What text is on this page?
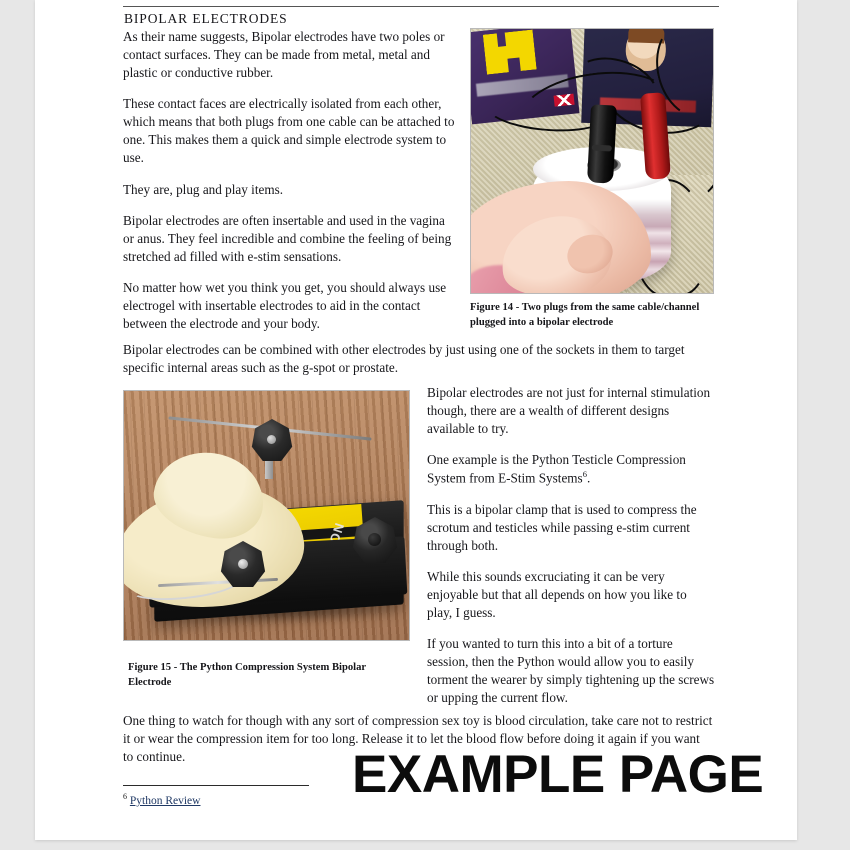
BIPOLAR ELECTRODES

As their name suggests, Bipolar electrodes have two poles or contact surfaces. They can be made from metal, metal and plastic or conductive rubber.

These contact faces are electrically isolated from each other, which means that both plugs from one cable can be attached to one. This makes them a quick and simple electrode system to use.

They are, plug and play items.

Bipolar electrodes are often insertable and used in the vagina or anus. They feel incredible and combine the feeling of being stretched ad filled with e-stim sensations.

No matter how wet you think you get, you should always use electrogel with insertable electrodes to aid in the contact between the electrode and your body.

Figure 14 - Two plugs from the same cable/channel plugged into a bipolar electrode

Bipolar electrodes can be combined with other electrodes by just using one of the sockets in them to target specific internal areas such as the g-spot or prostate.

Figure 15 - The Python Compression System Bipolar Electrode

Bipolar electrodes are not just for internal stimulation though, there are a wealth of different designs available to try.

One example is the Python Testicle Compression System from E-Stim Systems$^6$.

This is a bipolar clamp that is used to compress the scrotum and testicles while passing e-stim current through both.

While this sounds excruciating it can be very enjoyable but that all depends on how you like to play, I guess.

If you wanted to turn this into a bit of a torture session, then the Python would allow you to easily torment the wearer by simply tightening up the screws or upping the current flow.

One thing to watch for though with any sort of compression sex toy is blood circulation, take care not to restrict it or wear the compression item for too long. Release it to let the blood flow before doing it again if you want to continue.

$^6$ Python Review	EXAMPLE PAGE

* EXERCISE DESCRIPTION:
Write every record out again exactly; no pictures belong in the copy.

* SOLUTION FOR THIS PROBLEM:
What text is on this page?
BIPOLAR ELECTRODES

As their name suggests, Bipolar electrodes have two poles or contact surfaces. They can be made from metal, metal and plastic or conductive rubber.

These contact faces are electrically isolated from each other, which means that both plugs from one cable can be attached to one. This makes them a quick and simple electrode system to use.

They are, plug and play items.

Bipolar electrodes are often insertable and used in the vagina or anus. They feel incredible and combine the feeling of being stretched ad filled with e-stim sensations.

No matter how wet you think you get, you should always use electrogel with insertable electrodes to aid in the contact between the electrode and your body.

Figure 14 - Two plugs from the same cable/channel plugged into a bipolar electrode

Bipolar electrodes can be combined with other electrodes by just using one of the sockets in them to target specific internal areas such as the g-spot or prostate.

Figure 15 - The Python Compression System Bipolar Electrode

Bipolar electrodes are not just for internal stimulation though, there are a wealth of different designs available to try.

One example is the Python Testicle Compression System from E-Stim Systems$^6$.

This is a bipolar clamp that is used to compress the scrotum and testicles while passing e-stim current through both.

While this sounds excruciating it can be very enjoyable but that all depends on how you like to play, I guess.

If you wanted to turn this into a bit of a torture session, then the Python would allow you to easily torment the wearer by simply tightening up the screws or upping the current flow.

One thing to watch for though with any sort of compression sex toy is blood circulation, take care not to restrict it or wear the compression item for too long. Release it to let the blood flow before doing it again if you want to continue.

$^6$ Python Review	EXAMPLE PAGE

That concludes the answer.